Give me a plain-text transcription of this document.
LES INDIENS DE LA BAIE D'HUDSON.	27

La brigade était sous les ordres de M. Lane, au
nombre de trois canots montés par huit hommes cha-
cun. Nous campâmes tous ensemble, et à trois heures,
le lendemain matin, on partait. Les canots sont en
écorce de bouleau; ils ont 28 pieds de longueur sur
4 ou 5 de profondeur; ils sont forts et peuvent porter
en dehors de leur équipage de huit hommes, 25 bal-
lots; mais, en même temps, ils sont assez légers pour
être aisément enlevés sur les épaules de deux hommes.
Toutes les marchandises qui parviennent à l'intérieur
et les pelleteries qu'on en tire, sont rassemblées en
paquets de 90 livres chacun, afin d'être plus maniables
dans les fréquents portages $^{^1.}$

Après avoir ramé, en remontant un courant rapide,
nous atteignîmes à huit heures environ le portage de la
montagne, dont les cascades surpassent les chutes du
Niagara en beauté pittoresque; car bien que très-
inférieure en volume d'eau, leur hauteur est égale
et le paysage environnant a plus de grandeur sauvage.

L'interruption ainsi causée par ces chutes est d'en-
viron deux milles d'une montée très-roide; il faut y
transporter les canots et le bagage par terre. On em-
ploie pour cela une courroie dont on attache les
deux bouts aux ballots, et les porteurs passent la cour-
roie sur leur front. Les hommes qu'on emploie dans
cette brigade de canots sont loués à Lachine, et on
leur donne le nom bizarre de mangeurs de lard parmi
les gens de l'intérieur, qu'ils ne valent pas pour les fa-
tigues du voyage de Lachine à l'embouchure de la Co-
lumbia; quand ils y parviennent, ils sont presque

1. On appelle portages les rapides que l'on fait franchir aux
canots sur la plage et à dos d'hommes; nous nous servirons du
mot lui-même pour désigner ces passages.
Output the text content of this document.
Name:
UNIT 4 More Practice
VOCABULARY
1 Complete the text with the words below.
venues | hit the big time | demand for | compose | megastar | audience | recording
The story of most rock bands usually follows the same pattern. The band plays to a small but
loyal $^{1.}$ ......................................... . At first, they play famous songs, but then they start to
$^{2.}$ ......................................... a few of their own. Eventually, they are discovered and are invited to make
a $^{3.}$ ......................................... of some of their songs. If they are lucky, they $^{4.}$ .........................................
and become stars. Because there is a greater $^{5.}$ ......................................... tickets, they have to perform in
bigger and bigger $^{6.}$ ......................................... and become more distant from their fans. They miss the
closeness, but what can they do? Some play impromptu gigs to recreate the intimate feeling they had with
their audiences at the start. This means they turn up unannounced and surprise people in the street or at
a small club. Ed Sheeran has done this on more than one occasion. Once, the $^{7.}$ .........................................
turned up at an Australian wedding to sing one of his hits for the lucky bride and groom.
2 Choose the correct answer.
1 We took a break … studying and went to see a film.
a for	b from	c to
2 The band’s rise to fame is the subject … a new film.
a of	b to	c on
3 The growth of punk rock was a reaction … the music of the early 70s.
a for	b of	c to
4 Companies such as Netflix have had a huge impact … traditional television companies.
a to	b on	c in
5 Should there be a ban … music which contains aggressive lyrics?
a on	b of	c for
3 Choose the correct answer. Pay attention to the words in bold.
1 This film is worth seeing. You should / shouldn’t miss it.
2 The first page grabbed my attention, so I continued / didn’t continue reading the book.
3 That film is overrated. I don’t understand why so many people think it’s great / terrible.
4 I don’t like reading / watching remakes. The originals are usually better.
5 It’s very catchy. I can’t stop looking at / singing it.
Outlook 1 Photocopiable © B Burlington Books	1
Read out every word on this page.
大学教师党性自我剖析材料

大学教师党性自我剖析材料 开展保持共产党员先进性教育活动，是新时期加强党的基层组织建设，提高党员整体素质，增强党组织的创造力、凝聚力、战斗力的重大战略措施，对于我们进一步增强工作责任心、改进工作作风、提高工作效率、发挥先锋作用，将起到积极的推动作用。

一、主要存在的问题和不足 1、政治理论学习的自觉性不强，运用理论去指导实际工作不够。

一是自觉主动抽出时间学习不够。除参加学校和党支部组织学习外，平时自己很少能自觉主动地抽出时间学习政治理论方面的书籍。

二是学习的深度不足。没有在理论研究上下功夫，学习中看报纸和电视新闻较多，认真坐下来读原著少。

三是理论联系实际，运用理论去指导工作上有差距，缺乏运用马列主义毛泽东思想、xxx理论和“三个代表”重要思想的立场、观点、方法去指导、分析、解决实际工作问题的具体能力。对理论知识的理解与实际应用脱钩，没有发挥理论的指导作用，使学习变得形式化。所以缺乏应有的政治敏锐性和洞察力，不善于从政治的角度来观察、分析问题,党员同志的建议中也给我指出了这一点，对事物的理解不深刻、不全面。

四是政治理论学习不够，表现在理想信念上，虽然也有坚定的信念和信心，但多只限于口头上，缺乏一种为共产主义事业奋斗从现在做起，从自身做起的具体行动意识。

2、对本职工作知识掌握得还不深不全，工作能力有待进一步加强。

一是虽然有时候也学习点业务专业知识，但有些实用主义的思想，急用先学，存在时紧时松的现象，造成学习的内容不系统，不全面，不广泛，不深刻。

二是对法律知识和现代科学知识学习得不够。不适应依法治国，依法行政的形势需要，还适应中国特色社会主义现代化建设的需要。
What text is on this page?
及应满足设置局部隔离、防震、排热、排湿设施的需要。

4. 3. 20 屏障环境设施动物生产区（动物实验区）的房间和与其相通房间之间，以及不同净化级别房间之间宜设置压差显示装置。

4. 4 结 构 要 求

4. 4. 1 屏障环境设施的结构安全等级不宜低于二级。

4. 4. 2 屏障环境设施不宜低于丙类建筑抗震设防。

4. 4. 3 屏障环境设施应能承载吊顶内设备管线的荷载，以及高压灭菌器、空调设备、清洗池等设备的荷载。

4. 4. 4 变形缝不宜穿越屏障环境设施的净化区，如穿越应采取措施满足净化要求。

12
*-*-*
▶ Exercise description: Each entry above is to be quoted exactly.

▶ The completed task:
Give me a plain-text transcription of this document.
LES INDIENS DE LA BAIE D'HUDSON.	27

La brigade était sous les ordres de M. Lane, au
nombre de trois canots montés par huit hommes cha-
cun. Nous campâmes tous ensemble, et à trois heures,
le lendemain matin, on partait. Les canots sont en
écorce de bouleau; ils ont 28 pieds de longueur sur
4 ou 5 de profondeur; ils sont forts et peuvent porter
en dehors de leur équipage de huit hommes, 25 bal-
lots; mais, en même temps, ils sont assez légers pour
être aisément enlevés sur les épaules de deux hommes.
Toutes les marchandises qui parviennent à l'intérieur
et les pelleteries qu'on en tire, sont rassemblées en
paquets de 90 livres chacun, afin d'être plus maniables
dans les fréquents portages $^{^1.}$

Après avoir ramé, en remontant un courant rapide,
nous atteignîmes à huit heures environ le portage de la
montagne, dont les cascades surpassent les chutes du
Niagara en beauté pittoresque; car bien que très-
inférieure en volume d'eau, leur hauteur est égale
et le paysage environnant a plus de grandeur sauvage.

L'interruption ainsi causée par ces chutes est d'en-
viron deux milles d'une montée très-roide; il faut y
transporter les canots et le bagage par terre. On em-
ploie pour cela une courroie dont on attache les
deux bouts aux ballots, et les porteurs passent la cour-
roie sur leur front. Les hommes qu'on emploie dans
cette brigade de canots sont loués à Lachine, et on
leur donne le nom bizarre de mangeurs de lard parmi
les gens de l'intérieur, qu'ils ne valent pas pour les fa-
tigues du voyage de Lachine à l'embouchure de la Co-
lumbia; quand ils y parviennent, ils sont presque

1. On appelle portages les rapides que l'on fait franchir aux
canots sur la plage et à dos d'hommes; nous nous servirons du
mot lui-même pour désigner ces passages.
Output the text content of this document.
Name:
UNIT 4 More Practice
VOCABULARY
1 Complete the text with the words below.
venues | hit the big time | demand for | compose | megastar | audience | recording
The story of most rock bands usually follows the same pattern. The band plays to a small but
loyal $^{1.}$ ......................................... . At first, they play famous songs, but then they start to
$^{2.}$ ......................................... a few of their own. Eventually, they are discovered and are invited to make
a $^{3.}$ ......................................... of some of their songs. If they are lucky, they $^{4.}$ .........................................
and become stars. Because there is a greater $^{5.}$ ......................................... tickets, they have to perform in
bigger and bigger $^{6.}$ ......................................... and become more distant from their fans. They miss the
closeness, but what can they do? Some play impromptu gigs to recreate the intimate feeling they had with
their audiences at the start. This means they turn up unannounced and surprise people in the street or at
a small club. Ed Sheeran has done this on more than one occasion. Once, the $^{7.}$ .........................................
turned up at an Australian wedding to sing one of his hits for the lucky bride and groom.
2 Choose the correct answer.
1 We took a break … studying and went to see a film.
a for	b from	c to
2 The band’s rise to fame is the subject … a new film.
a of	b to	c on
3 The growth of punk rock was a reaction … the music of the early 70s.
a for	b of	c to
4 Companies such as Netflix have had a huge impact … traditional television companies.
a to	b on	c in
5 Should there be a ban … music which contains aggressive lyrics?
a on	b of	c for
3 Choose the correct answer. Pay attention to the words in bold.
1 This film is worth seeing. You should / shouldn’t miss it.
2 The first page grabbed my attention, so I continued / didn’t continue reading the book.
3 That film is overrated. I don’t understand why so many people think it’s great / terrible.
4 I don’t like reading / watching remakes. The originals are usually better.
5 It’s very catchy. I can’t stop looking at / singing it.
Outlook 1 Photocopiable © B Burlington Books	1
Read out every word on this page.
大学教师党性自我剖析材料

大学教师党性自我剖析材料 开展保持共产党员先进性教育活动，是新时期加强党的基层组织建设，提高党员整体素质，增强党组织的创造力、凝聚力、战斗力的重大战略措施，对于我们进一步增强工作责任心、改进工作作风、提高工作效率、发挥先锋作用，将起到积极的推动作用。

一、主要存在的问题和不足 1、政治理论学习的自觉性不强，运用理论去指导实际工作不够。

一是自觉主动抽出时间学习不够。除参加学校和党支部组织学习外，平时自己很少能自觉主动地抽出时间学习政治理论方面的书籍。

二是学习的深度不足。没有在理论研究上下功夫，学习中看报纸和电视新闻较多，认真坐下来读原著少。

三是理论联系实际，运用理论去指导工作上有差距，缺乏运用马列主义毛泽东思想、xxx理论和“三个代表”重要思想的立场、观点、方法去指导、分析、解决实际工作问题的具体能力。对理论知识的理解与实际应用脱钩，没有发挥理论的指导作用，使学习变得形式化。所以缺乏应有的政治敏锐性和洞察力，不善于从政治的角度来观察、分析问题,党员同志的建议中也给我指出了这一点，对事物的理解不深刻、不全面。

四是政治理论学习不够，表现在理想信念上，虽然也有坚定的信念和信心，但多只限于口头上，缺乏一种为共产主义事业奋斗从现在做起，从自身做起的具体行动意识。

2、对本职工作知识掌握得还不深不全，工作能力有待进一步加强。

一是虽然有时候也学习点业务专业知识，但有些实用主义的思想，急用先学，存在时紧时松的现象，造成学习的内容不系统，不全面，不广泛，不深刻。

二是对法律知识和现代科学知识学习得不够。不适应依法治国，依法行政的形势需要，还适应中国特色社会主义现代化建设的需要。
What text is on this page?
及应满足设置局部隔离、防震、排热、排湿设施的需要。

4. 3. 20 屏障环境设施动物生产区（动物实验区）的房间和与其相通房间之间，以及不同净化级别房间之间宜设置压差显示装置。

4. 4 结 构 要 求

4. 4. 1 屏障环境设施的结构安全等级不宜低于二级。

4. 4. 2 屏障环境设施不宜低于丙类建筑抗震设防。

4. 4. 3 屏障环境设施应能承载吊顶内设备管线的荷载，以及高压灭菌器、空调设备、清洗池等设备的荷载。

4. 4. 4 变形缝不宜穿越屏障环境设施的净化区，如穿越应采取措施满足净化要求。

12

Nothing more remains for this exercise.